# The exercise:
The listing must be reproduced in full, exactly as it stands.
>>>
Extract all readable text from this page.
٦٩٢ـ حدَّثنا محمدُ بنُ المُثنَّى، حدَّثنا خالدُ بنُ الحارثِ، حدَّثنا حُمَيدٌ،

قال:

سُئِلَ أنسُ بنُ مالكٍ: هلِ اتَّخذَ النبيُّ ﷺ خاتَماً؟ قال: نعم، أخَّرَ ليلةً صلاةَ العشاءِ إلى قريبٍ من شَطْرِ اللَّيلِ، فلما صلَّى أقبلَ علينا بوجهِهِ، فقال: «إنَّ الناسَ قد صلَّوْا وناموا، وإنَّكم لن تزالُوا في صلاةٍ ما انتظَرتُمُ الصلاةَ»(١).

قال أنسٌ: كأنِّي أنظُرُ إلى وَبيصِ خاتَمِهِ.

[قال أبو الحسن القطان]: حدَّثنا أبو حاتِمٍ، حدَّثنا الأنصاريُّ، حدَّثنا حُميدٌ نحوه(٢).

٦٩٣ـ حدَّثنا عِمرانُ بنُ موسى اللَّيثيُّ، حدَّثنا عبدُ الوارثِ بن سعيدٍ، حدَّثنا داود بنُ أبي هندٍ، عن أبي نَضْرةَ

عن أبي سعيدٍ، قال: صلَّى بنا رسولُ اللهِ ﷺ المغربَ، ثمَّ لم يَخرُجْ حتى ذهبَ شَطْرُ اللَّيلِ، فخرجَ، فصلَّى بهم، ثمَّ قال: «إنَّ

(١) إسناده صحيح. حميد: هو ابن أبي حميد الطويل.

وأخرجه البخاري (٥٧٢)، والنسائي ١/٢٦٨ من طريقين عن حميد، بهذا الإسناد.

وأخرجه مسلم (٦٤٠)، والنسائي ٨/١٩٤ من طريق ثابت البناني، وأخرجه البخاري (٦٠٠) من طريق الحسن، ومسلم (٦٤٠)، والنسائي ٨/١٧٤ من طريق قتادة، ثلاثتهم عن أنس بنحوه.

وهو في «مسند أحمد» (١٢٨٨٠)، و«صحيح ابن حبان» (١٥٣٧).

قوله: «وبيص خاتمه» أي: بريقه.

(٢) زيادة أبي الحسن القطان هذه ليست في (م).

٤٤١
<<<
# Result:
Extract all readable text from this page.
٦٩٢ـ حدَّثنا محمدُ بنُ المُثنَّى، حدَّثنا خالدُ بنُ الحارثِ، حدَّثنا حُمَيدٌ،

قال:

سُئِلَ أنسُ بنُ مالكٍ: هلِ اتَّخذَ النبيُّ ﷺ خاتَماً؟ قال: نعم، أخَّرَ ليلةً صلاةَ العشاءِ إلى قريبٍ من شَطْرِ اللَّيلِ، فلما صلَّى أقبلَ علينا بوجهِهِ، فقال: «إنَّ الناسَ قد صلَّوْا وناموا، وإنَّكم لن تزالُوا في صلاةٍ ما انتظَرتُمُ الصلاةَ»(١).

قال أنسٌ: كأنِّي أنظُرُ إلى وَبيصِ خاتَمِهِ.

[قال أبو الحسن القطان]: حدَّثنا أبو حاتِمٍ، حدَّثنا الأنصاريُّ، حدَّثنا حُميدٌ نحوه(٢).

٦٩٣ـ حدَّثنا عِمرانُ بنُ موسى اللَّيثيُّ، حدَّثنا عبدُ الوارثِ بن سعيدٍ، حدَّثنا داود بنُ أبي هندٍ، عن أبي نَضْرةَ

عن أبي سعيدٍ، قال: صلَّى بنا رسولُ اللهِ ﷺ المغربَ، ثمَّ لم يَخرُجْ حتى ذهبَ شَطْرُ اللَّيلِ، فخرجَ، فصلَّى بهم، ثمَّ قال: «إنَّ

(١) إسناده صحيح. حميد: هو ابن أبي حميد الطويل.

وأخرجه البخاري (٥٧٢)، والنسائي ١/٢٦٨ من طريقين عن حميد، بهذا الإسناد.

وأخرجه مسلم (٦٤٠)، والنسائي ٨/١٩٤ من طريق ثابت البناني، وأخرجه البخاري (٦٠٠) من طريق الحسن، ومسلم (٦٤٠)، والنسائي ٨/١٧٤ من طريق قتادة، ثلاثتهم عن أنس بنحوه.

وهو في «مسند أحمد» (١٢٨٨٠)، و«صحيح ابن حبان» (١٥٣٧).

قوله: «وبيص خاتمه» أي: بريقه.

(٢) زيادة أبي الحسن القطان هذه ليست في (م).

٤٤١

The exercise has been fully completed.